# Aim:
Records follow. Copy every line with "this".

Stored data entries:
— begin —

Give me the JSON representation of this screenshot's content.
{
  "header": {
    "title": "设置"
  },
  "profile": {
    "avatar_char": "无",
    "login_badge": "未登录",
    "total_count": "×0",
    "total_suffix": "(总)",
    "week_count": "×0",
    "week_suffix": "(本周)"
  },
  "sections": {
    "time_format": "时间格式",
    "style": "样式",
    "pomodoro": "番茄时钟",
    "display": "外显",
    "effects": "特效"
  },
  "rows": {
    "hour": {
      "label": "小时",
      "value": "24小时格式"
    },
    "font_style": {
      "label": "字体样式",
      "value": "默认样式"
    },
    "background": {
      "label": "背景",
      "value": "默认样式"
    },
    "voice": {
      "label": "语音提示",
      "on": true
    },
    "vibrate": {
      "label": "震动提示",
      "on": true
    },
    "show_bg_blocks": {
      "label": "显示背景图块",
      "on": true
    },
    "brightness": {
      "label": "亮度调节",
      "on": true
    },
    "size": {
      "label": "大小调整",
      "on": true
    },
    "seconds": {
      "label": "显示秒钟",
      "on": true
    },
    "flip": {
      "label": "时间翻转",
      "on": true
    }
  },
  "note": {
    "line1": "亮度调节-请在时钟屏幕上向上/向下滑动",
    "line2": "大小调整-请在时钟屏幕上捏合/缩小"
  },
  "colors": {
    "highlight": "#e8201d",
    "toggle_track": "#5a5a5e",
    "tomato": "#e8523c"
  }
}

— end —
— begin —

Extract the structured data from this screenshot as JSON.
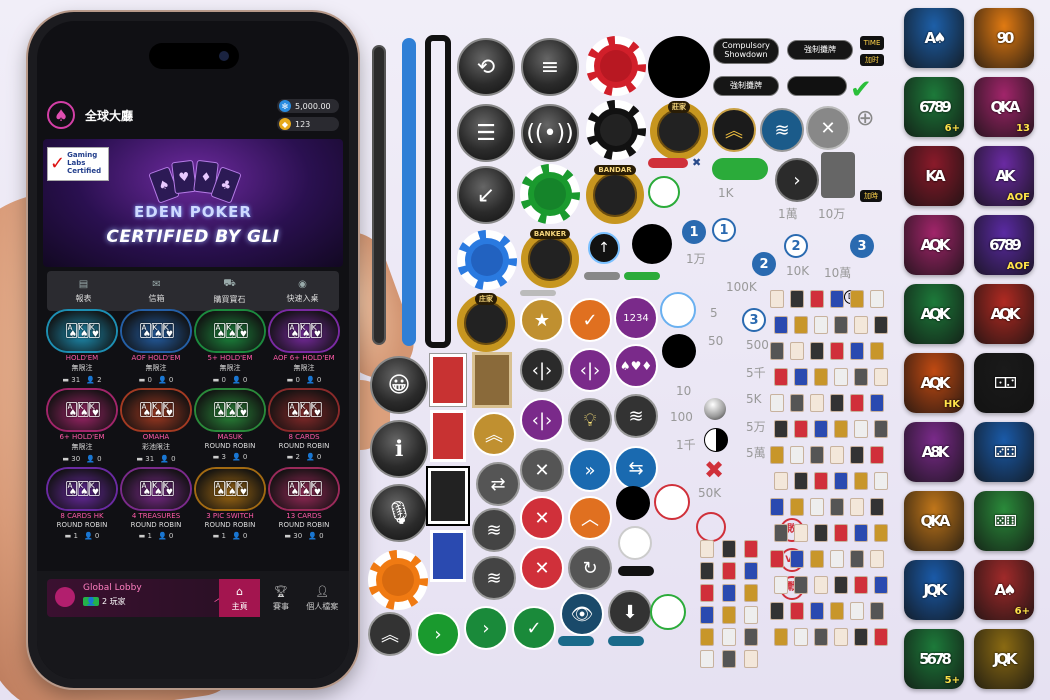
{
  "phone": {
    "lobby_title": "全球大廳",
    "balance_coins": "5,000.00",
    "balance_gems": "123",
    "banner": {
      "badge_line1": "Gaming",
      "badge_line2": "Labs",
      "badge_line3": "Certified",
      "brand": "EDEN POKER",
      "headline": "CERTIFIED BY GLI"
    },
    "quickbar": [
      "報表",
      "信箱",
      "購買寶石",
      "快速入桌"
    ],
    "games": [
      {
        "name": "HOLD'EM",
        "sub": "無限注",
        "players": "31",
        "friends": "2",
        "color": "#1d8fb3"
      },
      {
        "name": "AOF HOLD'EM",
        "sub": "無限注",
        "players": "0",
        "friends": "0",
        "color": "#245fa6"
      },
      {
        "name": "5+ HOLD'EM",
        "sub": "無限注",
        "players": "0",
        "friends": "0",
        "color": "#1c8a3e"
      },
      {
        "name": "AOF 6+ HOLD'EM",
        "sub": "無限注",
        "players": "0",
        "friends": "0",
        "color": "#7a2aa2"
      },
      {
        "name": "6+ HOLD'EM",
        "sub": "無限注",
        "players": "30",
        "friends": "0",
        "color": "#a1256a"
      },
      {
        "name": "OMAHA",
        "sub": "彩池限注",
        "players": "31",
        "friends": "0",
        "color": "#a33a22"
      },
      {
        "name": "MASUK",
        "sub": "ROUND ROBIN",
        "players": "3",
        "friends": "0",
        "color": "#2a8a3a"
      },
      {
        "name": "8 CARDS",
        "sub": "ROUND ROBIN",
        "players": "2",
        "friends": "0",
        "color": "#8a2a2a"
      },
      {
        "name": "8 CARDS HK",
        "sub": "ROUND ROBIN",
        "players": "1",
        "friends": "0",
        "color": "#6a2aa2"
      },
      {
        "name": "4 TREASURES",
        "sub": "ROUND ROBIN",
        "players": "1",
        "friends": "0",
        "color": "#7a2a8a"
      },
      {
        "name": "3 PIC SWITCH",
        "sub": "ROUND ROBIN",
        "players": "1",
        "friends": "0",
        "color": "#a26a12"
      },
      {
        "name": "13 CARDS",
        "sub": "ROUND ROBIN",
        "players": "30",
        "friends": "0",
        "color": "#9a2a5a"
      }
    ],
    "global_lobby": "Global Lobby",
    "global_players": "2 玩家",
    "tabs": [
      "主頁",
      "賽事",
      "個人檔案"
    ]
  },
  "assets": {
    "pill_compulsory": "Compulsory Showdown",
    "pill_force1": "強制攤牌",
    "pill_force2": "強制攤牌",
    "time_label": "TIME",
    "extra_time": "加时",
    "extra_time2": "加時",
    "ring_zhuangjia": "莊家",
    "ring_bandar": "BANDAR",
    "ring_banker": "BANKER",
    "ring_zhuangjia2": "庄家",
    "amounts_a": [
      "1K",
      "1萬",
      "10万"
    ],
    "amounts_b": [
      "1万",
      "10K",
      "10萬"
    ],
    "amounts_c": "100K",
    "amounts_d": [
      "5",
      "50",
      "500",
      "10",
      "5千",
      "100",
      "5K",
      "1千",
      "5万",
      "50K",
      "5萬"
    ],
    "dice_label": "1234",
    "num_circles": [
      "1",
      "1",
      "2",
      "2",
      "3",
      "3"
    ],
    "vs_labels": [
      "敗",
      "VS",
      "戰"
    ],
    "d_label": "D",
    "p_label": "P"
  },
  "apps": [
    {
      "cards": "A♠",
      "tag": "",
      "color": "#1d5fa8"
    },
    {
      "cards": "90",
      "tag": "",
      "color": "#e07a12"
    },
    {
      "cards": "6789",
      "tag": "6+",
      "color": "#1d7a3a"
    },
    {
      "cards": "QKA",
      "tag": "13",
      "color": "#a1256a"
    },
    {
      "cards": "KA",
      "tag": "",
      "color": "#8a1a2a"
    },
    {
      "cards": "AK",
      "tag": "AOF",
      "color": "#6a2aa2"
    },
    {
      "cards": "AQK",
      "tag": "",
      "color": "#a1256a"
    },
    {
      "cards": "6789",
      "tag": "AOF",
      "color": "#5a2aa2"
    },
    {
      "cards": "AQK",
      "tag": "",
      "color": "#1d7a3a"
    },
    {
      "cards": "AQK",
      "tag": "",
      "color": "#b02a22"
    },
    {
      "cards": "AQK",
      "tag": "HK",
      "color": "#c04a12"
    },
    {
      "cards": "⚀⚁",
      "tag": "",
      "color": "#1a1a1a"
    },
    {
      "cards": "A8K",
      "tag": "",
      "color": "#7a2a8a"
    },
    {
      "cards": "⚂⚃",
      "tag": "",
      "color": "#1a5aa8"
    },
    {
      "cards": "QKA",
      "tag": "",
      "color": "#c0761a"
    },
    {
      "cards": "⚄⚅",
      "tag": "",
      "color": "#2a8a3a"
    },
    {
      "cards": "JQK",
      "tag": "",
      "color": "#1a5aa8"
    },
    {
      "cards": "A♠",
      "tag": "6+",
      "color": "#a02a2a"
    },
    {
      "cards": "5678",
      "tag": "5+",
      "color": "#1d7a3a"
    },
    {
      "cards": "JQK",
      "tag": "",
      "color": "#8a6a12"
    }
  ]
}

— end —

# Complete response:
Give me the JSON representation of this screenshot's content.
Extract the structured data from this screenshot as JSON.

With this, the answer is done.